Continue the reader comments on the deep web article from the point where they stop.

[Opening Given text section]


    --
    Please consider this account deleted, I just can't be bothered with the spam anymore.
  2. Time Travel? by scross · · Score: 4, Interesting

    The article says it was "Posted on 3 Sep 2010 at 15:47". Unless I've missed something, we're still in March 2010...

  3. this article is a bad idea. by SinShiva · · Score: 3, Interesting

    there is no mystery to this 'deep web'. massive data reserves? quite likely. personal, but unsecured servers hosting copyrighted content? even more likely.

    This kind of article will only make things worse for a future defendant trying to explain he wasn't coordinating with 'the deep' in the distribution of his movies from his computer to his Mythbuntu box.

  4. Re:http://www.robotstxt.org/ by KamuZ · · Score: 2, Interesting

    But not all robots honor the file you see...

  5. Adopt a long term perspective... by arcite · · Score: 2, Interesting

    Just maybe not everyone in the world wants to be Google's bitch and allow them to mine their precious information for profit. Information may want to be free, but information is also power. Secrets are valuable to those who hold them, and in a near future world where information becomes increasingly more valuable, those who hold the secrets will be the most powerful.

    Now just ask yourself, are you willing to submit to the likes of Google and give up the right and freedom to decide what to do with your information? Your secrets?

    Do we continue to sell our individuality, our identity so cheaply?

[Closing Given text section]
[Opening Extracted data section]

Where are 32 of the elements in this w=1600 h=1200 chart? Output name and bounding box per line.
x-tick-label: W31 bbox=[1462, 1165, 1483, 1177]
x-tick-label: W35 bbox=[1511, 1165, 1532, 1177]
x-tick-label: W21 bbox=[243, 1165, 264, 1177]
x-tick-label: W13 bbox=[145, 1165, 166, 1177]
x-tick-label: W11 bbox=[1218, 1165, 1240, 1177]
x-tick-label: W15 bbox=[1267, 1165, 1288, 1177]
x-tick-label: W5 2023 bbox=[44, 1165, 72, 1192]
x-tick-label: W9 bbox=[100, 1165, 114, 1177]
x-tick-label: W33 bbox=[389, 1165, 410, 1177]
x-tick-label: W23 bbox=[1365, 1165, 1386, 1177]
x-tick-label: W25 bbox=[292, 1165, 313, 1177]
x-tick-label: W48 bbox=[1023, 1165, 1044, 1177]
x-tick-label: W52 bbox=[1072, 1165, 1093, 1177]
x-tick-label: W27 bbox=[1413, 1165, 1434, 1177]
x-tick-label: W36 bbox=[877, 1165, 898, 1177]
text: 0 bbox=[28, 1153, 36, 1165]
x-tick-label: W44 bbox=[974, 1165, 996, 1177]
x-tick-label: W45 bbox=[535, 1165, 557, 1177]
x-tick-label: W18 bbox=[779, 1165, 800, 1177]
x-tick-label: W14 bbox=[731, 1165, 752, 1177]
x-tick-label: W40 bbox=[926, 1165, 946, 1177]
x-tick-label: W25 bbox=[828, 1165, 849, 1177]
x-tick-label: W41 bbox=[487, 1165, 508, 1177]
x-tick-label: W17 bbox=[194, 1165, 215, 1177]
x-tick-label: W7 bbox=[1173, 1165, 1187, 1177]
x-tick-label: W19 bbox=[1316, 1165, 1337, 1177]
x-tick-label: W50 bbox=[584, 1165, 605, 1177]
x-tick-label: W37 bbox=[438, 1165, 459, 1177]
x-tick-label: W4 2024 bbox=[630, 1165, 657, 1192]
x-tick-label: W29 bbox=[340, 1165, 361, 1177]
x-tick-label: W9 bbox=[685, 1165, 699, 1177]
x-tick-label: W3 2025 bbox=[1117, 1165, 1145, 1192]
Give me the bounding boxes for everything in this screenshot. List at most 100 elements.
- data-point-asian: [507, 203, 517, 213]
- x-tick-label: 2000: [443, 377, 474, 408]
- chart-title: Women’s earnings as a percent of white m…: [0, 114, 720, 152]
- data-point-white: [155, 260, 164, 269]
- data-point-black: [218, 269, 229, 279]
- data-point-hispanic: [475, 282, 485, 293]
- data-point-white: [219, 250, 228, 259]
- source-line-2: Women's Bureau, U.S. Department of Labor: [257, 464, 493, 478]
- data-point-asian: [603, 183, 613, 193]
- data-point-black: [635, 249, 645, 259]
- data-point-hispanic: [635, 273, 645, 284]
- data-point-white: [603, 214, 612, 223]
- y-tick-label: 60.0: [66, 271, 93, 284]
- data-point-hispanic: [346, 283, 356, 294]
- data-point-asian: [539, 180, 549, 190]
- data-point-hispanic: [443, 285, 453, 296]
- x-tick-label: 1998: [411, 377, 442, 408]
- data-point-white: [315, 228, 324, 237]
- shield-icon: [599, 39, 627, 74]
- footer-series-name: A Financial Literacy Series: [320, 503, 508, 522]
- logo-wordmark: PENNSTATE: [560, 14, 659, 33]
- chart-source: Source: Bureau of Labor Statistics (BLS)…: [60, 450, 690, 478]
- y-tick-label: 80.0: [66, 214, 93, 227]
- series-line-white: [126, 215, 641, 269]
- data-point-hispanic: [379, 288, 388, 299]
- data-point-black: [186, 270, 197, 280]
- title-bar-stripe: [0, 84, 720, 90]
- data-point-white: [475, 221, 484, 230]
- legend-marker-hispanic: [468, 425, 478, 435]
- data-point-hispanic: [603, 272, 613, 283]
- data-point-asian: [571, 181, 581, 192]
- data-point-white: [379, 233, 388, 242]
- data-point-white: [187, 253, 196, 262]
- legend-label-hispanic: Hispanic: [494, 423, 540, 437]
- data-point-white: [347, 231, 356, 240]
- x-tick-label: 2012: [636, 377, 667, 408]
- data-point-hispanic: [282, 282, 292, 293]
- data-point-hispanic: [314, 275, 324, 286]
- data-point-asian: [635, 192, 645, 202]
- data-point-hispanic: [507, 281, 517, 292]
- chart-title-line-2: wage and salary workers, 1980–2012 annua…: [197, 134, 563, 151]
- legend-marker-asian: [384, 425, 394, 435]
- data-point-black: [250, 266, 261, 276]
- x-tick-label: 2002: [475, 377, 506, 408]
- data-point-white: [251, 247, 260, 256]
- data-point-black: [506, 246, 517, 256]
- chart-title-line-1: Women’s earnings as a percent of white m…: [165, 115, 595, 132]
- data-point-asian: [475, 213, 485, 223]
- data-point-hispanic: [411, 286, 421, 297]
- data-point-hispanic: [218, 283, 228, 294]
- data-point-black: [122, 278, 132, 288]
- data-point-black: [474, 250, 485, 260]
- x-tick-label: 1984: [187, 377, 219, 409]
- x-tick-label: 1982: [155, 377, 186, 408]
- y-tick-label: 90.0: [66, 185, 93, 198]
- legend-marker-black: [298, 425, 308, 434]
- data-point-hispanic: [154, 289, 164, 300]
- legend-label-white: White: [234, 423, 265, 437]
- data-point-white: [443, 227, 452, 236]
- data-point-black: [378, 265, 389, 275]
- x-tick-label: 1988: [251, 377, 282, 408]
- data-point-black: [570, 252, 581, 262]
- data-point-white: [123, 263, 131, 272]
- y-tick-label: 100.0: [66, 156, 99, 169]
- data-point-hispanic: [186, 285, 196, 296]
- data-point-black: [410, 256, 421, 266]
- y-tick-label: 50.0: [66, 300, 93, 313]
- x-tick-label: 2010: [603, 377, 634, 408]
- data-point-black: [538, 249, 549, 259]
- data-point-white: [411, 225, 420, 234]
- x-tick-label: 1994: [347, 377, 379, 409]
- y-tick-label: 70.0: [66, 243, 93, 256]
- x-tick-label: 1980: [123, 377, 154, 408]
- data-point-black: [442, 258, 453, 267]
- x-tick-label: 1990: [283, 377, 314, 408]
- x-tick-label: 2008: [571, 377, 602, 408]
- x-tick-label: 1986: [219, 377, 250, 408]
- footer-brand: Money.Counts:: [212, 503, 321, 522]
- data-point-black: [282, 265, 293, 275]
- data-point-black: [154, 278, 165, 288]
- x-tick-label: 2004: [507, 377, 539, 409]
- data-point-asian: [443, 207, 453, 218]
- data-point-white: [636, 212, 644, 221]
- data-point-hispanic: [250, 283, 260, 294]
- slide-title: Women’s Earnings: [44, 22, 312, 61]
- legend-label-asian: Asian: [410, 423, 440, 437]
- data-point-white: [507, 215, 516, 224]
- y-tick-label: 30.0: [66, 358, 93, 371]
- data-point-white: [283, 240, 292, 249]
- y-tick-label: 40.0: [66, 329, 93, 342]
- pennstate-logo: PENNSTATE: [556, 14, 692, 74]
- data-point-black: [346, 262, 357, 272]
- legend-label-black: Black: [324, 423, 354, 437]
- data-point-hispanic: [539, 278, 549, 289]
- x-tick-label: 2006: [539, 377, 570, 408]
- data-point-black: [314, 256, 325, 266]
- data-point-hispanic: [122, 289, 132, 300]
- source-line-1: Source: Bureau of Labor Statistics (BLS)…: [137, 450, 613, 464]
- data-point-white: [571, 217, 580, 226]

[Closing Extracted data section]

* **Task response**:
  6. Why include Deep Web? by BarryNorton · · Score: 2, Interesting

    Darknets are a concern. What is the link with the Deep Web? The only connection seems to be that they're both unindexed by search engines.

    I thought the article might get to the point by the last page, but it was still talking about child protection and terrorism (in company databases???) I had wondered whether this confusion was down to an incautious academic, but the doesn't seem to suggest it: http://ai.arizona.edu/research/terror/

  7. BBS, IRC by roman_mir · · Score: 2, Interesting

    If you still remember how to use those BBSs, the IRCs, then you can get back into the 'darknet' world I guess, though today it is also about appearing/disappering websites and botnets. Botnets like Zeus got that whole 'FreeNet' idea and have their own implementation, only it's not exactly free.

  8. Re:It's hidden on a purpose by Anonymous Coward · · Score: 2, Interesting

    [troll]

    Until the law grants me preemptive indemnity if I pull out a pistol and double tap the perp, no questions asked I'd probably walk. I have no civic duty to my neighbors--over half are on welfare, don't work, and are living off of my taxes. I'm not exaggerating--I'm in the middle of an apartment complex, and of the 8 apartments around me, there's one employed middle-aged woman.

    Hell, I nearly got in trouble once for giving directions to a kid that was clearly lost in the supermarket and telling him "we're going to get you to a store clerk, they're who you should go to when you're lost--somebody in a uniform"--fucking overzealous mother thought I was going to sodomize her crotchfruit because I talked to some teary eyed rugrat and pointed him to the clerk not 50 feet away. Until people go and punch out the bitch that gives me the evil eye and snatches her kid away after she comes running from three aisles away--I'm not taking the fucking chance. My freedom is worth more than their kid's life.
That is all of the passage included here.